[Data items]
▬▬▬▬▬▬▬▬▬▬
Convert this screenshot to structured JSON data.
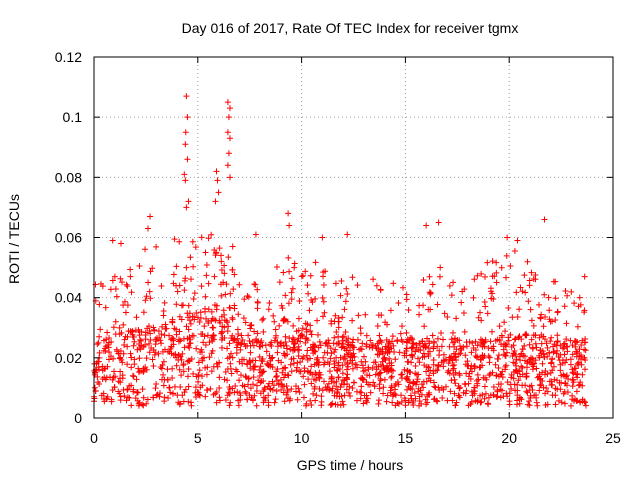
{
  "chart_data": {
    "type": "scatter",
    "title": "Day 016 of 2017, Rate Of TEC Index for receiver tgmx",
    "xlabel": "GPS time / hours",
    "ylabel": "ROTI / TECUs",
    "xlim": [
      0,
      25
    ],
    "ylim": [
      0,
      0.12
    ],
    "x_ticks": [
      "0",
      "5",
      "10",
      "15",
      "20",
      "25"
    ],
    "y_ticks": [
      "0",
      "0.02",
      "0.04",
      "0.06",
      "0.08",
      "0.1",
      "0.12"
    ],
    "grid": true,
    "marker": "+",
    "color": "#ff0000",
    "density_profile": {
      "hours": [
        0,
        1,
        2,
        3,
        4,
        5,
        6,
        7,
        8,
        9,
        10,
        11,
        12,
        13,
        14,
        15,
        16,
        17,
        18,
        19,
        20,
        21,
        22,
        23,
        23.7
      ],
      "typical_roti": [
        0.015,
        0.018,
        0.02,
        0.021,
        0.024,
        0.026,
        0.028,
        0.022,
        0.018,
        0.019,
        0.02,
        0.018,
        0.017,
        0.016,
        0.016,
        0.017,
        0.018,
        0.017,
        0.016,
        0.017,
        0.019,
        0.018,
        0.017,
        0.016,
        0.015
      ],
      "envelope_roti": [
        0.047,
        0.05,
        0.056,
        0.06,
        0.06,
        0.06,
        0.062,
        0.055,
        0.045,
        0.052,
        0.056,
        0.05,
        0.047,
        0.047,
        0.047,
        0.05,
        0.052,
        0.05,
        0.046,
        0.052,
        0.058,
        0.052,
        0.047,
        0.045,
        0.048
      ]
    },
    "outliers": [
      {
        "x": 4.45,
        "y": 0.107
      },
      {
        "x": 4.5,
        "y": 0.1
      },
      {
        "x": 4.42,
        "y": 0.095
      },
      {
        "x": 4.4,
        "y": 0.091
      },
      {
        "x": 4.5,
        "y": 0.086
      },
      {
        "x": 4.35,
        "y": 0.081
      },
      {
        "x": 4.4,
        "y": 0.079
      },
      {
        "x": 4.55,
        "y": 0.072
      },
      {
        "x": 4.45,
        "y": 0.07
      },
      {
        "x": 6.45,
        "y": 0.105
      },
      {
        "x": 6.55,
        "y": 0.103
      },
      {
        "x": 6.5,
        "y": 0.1
      },
      {
        "x": 6.45,
        "y": 0.095
      },
      {
        "x": 6.55,
        "y": 0.093
      },
      {
        "x": 6.5,
        "y": 0.088
      },
      {
        "x": 6.45,
        "y": 0.084
      },
      {
        "x": 6.55,
        "y": 0.08
      },
      {
        "x": 5.9,
        "y": 0.082
      },
      {
        "x": 5.95,
        "y": 0.079
      },
      {
        "x": 6.0,
        "y": 0.075
      },
      {
        "x": 5.85,
        "y": 0.072
      },
      {
        "x": 9.35,
        "y": 0.068
      },
      {
        "x": 9.4,
        "y": 0.064
      },
      {
        "x": 2.7,
        "y": 0.067
      },
      {
        "x": 2.6,
        "y": 0.063
      },
      {
        "x": 21.7,
        "y": 0.066
      },
      {
        "x": 16.6,
        "y": 0.065
      },
      {
        "x": 16.0,
        "y": 0.064
      },
      {
        "x": 19.9,
        "y": 0.06
      },
      {
        "x": 20.4,
        "y": 0.059
      },
      {
        "x": 12.2,
        "y": 0.061
      },
      {
        "x": 11.0,
        "y": 0.06
      },
      {
        "x": 0.9,
        "y": 0.059
      },
      {
        "x": 1.3,
        "y": 0.058
      },
      {
        "x": 7.8,
        "y": 0.061
      }
    ]
  }
}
▬▬▬▬▬▬▬▬▬▬
= Task goal =
Every line is to be duplicated exactly, though pictures stay out.

= Task output =
Convert this screenshot to structured JSON data.
{
  "chart_data": {
    "type": "scatter",
    "title": "Day 016 of 2017, Rate Of TEC Index for receiver tgmx",
    "xlabel": "GPS time / hours",
    "ylabel": "ROTI / TECUs",
    "xlim": [
      0,
      25
    ],
    "ylim": [
      0,
      0.12
    ],
    "x_ticks": [
      "0",
      "5",
      "10",
      "15",
      "20",
      "25"
    ],
    "y_ticks": [
      "0",
      "0.02",
      "0.04",
      "0.06",
      "0.08",
      "0.1",
      "0.12"
    ],
    "grid": true,
    "marker": "+",
    "color": "#ff0000",
    "density_profile": {
      "hours": [
        0,
        1,
        2,
        3,
        4,
        5,
        6,
        7,
        8,
        9,
        10,
        11,
        12,
        13,
        14,
        15,
        16,
        17,
        18,
        19,
        20,
        21,
        22,
        23,
        23.7
      ],
      "typical_roti": [
        0.015,
        0.018,
        0.02,
        0.021,
        0.024,
        0.026,
        0.028,
        0.022,
        0.018,
        0.019,
        0.02,
        0.018,
        0.017,
        0.016,
        0.016,
        0.017,
        0.018,
        0.017,
        0.016,
        0.017,
        0.019,
        0.018,
        0.017,
        0.016,
        0.015
      ],
      "envelope_roti": [
        0.047,
        0.05,
        0.056,
        0.06,
        0.06,
        0.06,
        0.062,
        0.055,
        0.045,
        0.052,
        0.056,
        0.05,
        0.047,
        0.047,
        0.047,
        0.05,
        0.052,
        0.05,
        0.046,
        0.052,
        0.058,
        0.052,
        0.047,
        0.045,
        0.048
      ]
    },
    "outliers": [
      {
        "x": 4.45,
        "y": 0.107
      },
      {
        "x": 4.5,
        "y": 0.1
      },
      {
        "x": 4.42,
        "y": 0.095
      },
      {
        "x": 4.4,
        "y": 0.091
      },
      {
        "x": 4.5,
        "y": 0.086
      },
      {
        "x": 4.35,
        "y": 0.081
      },
      {
        "x": 4.4,
        "y": 0.079
      },
      {
        "x": 4.55,
        "y": 0.072
      },
      {
        "x": 4.45,
        "y": 0.07
      },
      {
        "x": 6.45,
        "y": 0.105
      },
      {
        "x": 6.55,
        "y": 0.103
      },
      {
        "x": 6.5,
        "y": 0.1
      },
      {
        "x": 6.45,
        "y": 0.095
      },
      {
        "x": 6.55,
        "y": 0.093
      },
      {
        "x": 6.5,
        "y": 0.088
      },
      {
        "x": 6.45,
        "y": 0.084
      },
      {
        "x": 6.55,
        "y": 0.08
      },
      {
        "x": 5.9,
        "y": 0.082
      },
      {
        "x": 5.95,
        "y": 0.079
      },
      {
        "x": 6.0,
        "y": 0.075
      },
      {
        "x": 5.85,
        "y": 0.072
      },
      {
        "x": 9.35,
        "y": 0.068
      },
      {
        "x": 9.4,
        "y": 0.064
      },
      {
        "x": 2.7,
        "y": 0.067
      },
      {
        "x": 2.6,
        "y": 0.063
      },
      {
        "x": 21.7,
        "y": 0.066
      },
      {
        "x": 16.6,
        "y": 0.065
      },
      {
        "x": 16.0,
        "y": 0.064
      },
      {
        "x": 19.9,
        "y": 0.06
      },
      {
        "x": 20.4,
        "y": 0.059
      },
      {
        "x": 12.2,
        "y": 0.061
      },
      {
        "x": 11.0,
        "y": 0.06
      },
      {
        "x": 0.9,
        "y": 0.059
      },
      {
        "x": 1.3,
        "y": 0.058
      },
      {
        "x": 7.8,
        "y": 0.061
      }
    ]
  }
}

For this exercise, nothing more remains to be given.